Given instruction:
Copy all the entries below exactly, but not the pictures.

[Records about charts and figures]
● ● ● ● ● ● ●

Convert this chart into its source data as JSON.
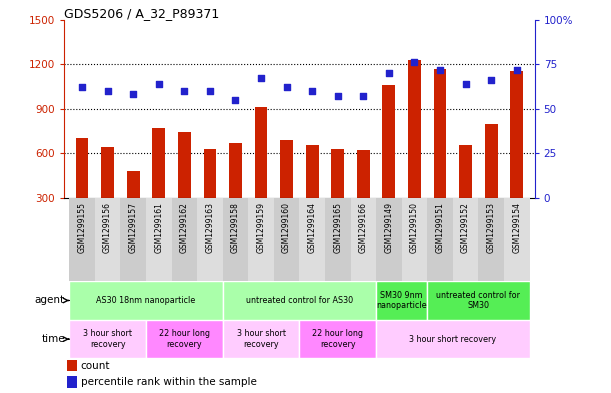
{
  "title": "GDS5206 / A_32_P89371",
  "samples": [
    "GSM1299155",
    "GSM1299156",
    "GSM1299157",
    "GSM1299161",
    "GSM1299162",
    "GSM1299163",
    "GSM1299158",
    "GSM1299159",
    "GSM1299160",
    "GSM1299164",
    "GSM1299165",
    "GSM1299166",
    "GSM1299149",
    "GSM1299150",
    "GSM1299151",
    "GSM1299152",
    "GSM1299153",
    "GSM1299154"
  ],
  "counts": [
    700,
    645,
    480,
    770,
    740,
    630,
    668,
    910,
    692,
    658,
    628,
    622,
    1060,
    1230,
    1170,
    658,
    800,
    1155
  ],
  "percentiles": [
    62,
    60,
    58,
    64,
    60,
    60,
    55,
    67,
    62,
    60,
    57,
    57,
    70,
    76,
    72,
    64,
    66,
    72
  ],
  "ylim_left": [
    300,
    1500
  ],
  "ylim_right": [
    0,
    100
  ],
  "yticks_left": [
    300,
    600,
    900,
    1200,
    1500
  ],
  "yticks_right": [
    0,
    25,
    50,
    75,
    100
  ],
  "agent_groups": [
    {
      "label": "AS30 18nm nanoparticle",
      "start": 0,
      "end": 6,
      "color": "#aaffaa"
    },
    {
      "label": "untreated control for AS30",
      "start": 6,
      "end": 12,
      "color": "#aaffaa"
    },
    {
      "label": "SM30 9nm\nnanoparticle",
      "start": 12,
      "end": 14,
      "color": "#55ee55"
    },
    {
      "label": "untreated control for\nSM30",
      "start": 14,
      "end": 18,
      "color": "#55ee55"
    }
  ],
  "time_groups": [
    {
      "label": "3 hour short\nrecovery",
      "start": 0,
      "end": 3,
      "color": "#ffccff"
    },
    {
      "label": "22 hour long\nrecovery",
      "start": 3,
      "end": 6,
      "color": "#ff88ff"
    },
    {
      "label": "3 hour short\nrecovery",
      "start": 6,
      "end": 9,
      "color": "#ffccff"
    },
    {
      "label": "22 hour long\nrecovery",
      "start": 9,
      "end": 12,
      "color": "#ff88ff"
    },
    {
      "label": "3 hour short recovery",
      "start": 12,
      "end": 18,
      "color": "#ffccff"
    }
  ],
  "bar_color": "#cc2200",
  "dot_color": "#2222cc",
  "left_axis_color": "#cc2200",
  "right_axis_color": "#2222cc",
  "label_bg_color": "#cccccc",
  "background_color": "#ffffff"
}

● ● ● ● ● ● ●

Exercise output:
Convert this chart into its source data as JSON.
{
  "title": "GDS5206 / A_32_P89371",
  "samples": [
    "GSM1299155",
    "GSM1299156",
    "GSM1299157",
    "GSM1299161",
    "GSM1299162",
    "GSM1299163",
    "GSM1299158",
    "GSM1299159",
    "GSM1299160",
    "GSM1299164",
    "GSM1299165",
    "GSM1299166",
    "GSM1299149",
    "GSM1299150",
    "GSM1299151",
    "GSM1299152",
    "GSM1299153",
    "GSM1299154"
  ],
  "counts": [
    700,
    645,
    480,
    770,
    740,
    630,
    668,
    910,
    692,
    658,
    628,
    622,
    1060,
    1230,
    1170,
    658,
    800,
    1155
  ],
  "percentiles": [
    62,
    60,
    58,
    64,
    60,
    60,
    55,
    67,
    62,
    60,
    57,
    57,
    70,
    76,
    72,
    64,
    66,
    72
  ],
  "ylim_left": [
    300,
    1500
  ],
  "ylim_right": [
    0,
    100
  ],
  "yticks_left": [
    300,
    600,
    900,
    1200,
    1500
  ],
  "yticks_right": [
    0,
    25,
    50,
    75,
    100
  ],
  "agent_groups": [
    {
      "label": "AS30 18nm nanoparticle",
      "start": 0,
      "end": 6,
      "color": "#aaffaa"
    },
    {
      "label": "untreated control for AS30",
      "start": 6,
      "end": 12,
      "color": "#aaffaa"
    },
    {
      "label": "SM30 9nm\nnanoparticle",
      "start": 12,
      "end": 14,
      "color": "#55ee55"
    },
    {
      "label": "untreated control for\nSM30",
      "start": 14,
      "end": 18,
      "color": "#55ee55"
    }
  ],
  "time_groups": [
    {
      "label": "3 hour short\nrecovery",
      "start": 0,
      "end": 3,
      "color": "#ffccff"
    },
    {
      "label": "22 hour long\nrecovery",
      "start": 3,
      "end": 6,
      "color": "#ff88ff"
    },
    {
      "label": "3 hour short\nrecovery",
      "start": 6,
      "end": 9,
      "color": "#ffccff"
    },
    {
      "label": "22 hour long\nrecovery",
      "start": 9,
      "end": 12,
      "color": "#ff88ff"
    },
    {
      "label": "3 hour short recovery",
      "start": 12,
      "end": 18,
      "color": "#ffccff"
    }
  ],
  "bar_color": "#cc2200",
  "dot_color": "#2222cc",
  "left_axis_color": "#cc2200",
  "right_axis_color": "#2222cc",
  "label_bg_color": "#cccccc",
  "background_color": "#ffffff"
}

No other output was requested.